START Input
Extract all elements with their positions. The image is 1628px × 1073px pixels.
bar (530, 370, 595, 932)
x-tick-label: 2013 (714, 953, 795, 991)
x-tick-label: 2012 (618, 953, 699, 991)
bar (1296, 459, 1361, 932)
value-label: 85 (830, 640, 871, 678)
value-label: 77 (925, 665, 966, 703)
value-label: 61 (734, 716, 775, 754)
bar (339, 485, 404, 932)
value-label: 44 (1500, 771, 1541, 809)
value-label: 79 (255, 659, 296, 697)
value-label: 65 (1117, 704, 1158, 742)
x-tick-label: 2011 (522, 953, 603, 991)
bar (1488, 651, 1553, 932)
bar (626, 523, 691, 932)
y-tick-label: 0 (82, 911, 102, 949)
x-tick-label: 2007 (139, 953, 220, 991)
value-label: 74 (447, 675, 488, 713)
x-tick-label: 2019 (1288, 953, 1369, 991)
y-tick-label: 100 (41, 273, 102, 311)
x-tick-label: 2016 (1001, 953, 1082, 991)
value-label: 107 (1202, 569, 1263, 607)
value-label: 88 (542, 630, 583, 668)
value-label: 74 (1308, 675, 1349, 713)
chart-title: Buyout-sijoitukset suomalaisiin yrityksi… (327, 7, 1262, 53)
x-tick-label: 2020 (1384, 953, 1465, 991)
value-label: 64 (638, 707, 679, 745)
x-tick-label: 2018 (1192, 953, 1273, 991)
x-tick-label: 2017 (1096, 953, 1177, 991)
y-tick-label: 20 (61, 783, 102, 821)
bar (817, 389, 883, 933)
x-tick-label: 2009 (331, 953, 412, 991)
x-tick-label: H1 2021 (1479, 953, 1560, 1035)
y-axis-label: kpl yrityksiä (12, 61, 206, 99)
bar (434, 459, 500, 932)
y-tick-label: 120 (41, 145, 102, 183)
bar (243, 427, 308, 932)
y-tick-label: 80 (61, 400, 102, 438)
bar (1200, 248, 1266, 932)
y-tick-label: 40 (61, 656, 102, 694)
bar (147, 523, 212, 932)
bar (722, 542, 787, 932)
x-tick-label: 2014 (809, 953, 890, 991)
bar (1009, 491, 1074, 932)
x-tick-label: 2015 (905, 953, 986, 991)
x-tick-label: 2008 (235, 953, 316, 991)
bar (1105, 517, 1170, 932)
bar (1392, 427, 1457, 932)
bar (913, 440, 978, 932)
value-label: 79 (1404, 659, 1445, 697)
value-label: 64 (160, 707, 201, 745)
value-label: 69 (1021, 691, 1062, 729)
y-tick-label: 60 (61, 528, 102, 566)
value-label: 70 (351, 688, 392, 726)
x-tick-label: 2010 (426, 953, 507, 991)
END Input
Aim of the exercise:
Identify every line in the records that contains the word "with" and copy each of those lines.

Written answer:
Extract all elements with their positions. The image is 1628px × 1073px pixels.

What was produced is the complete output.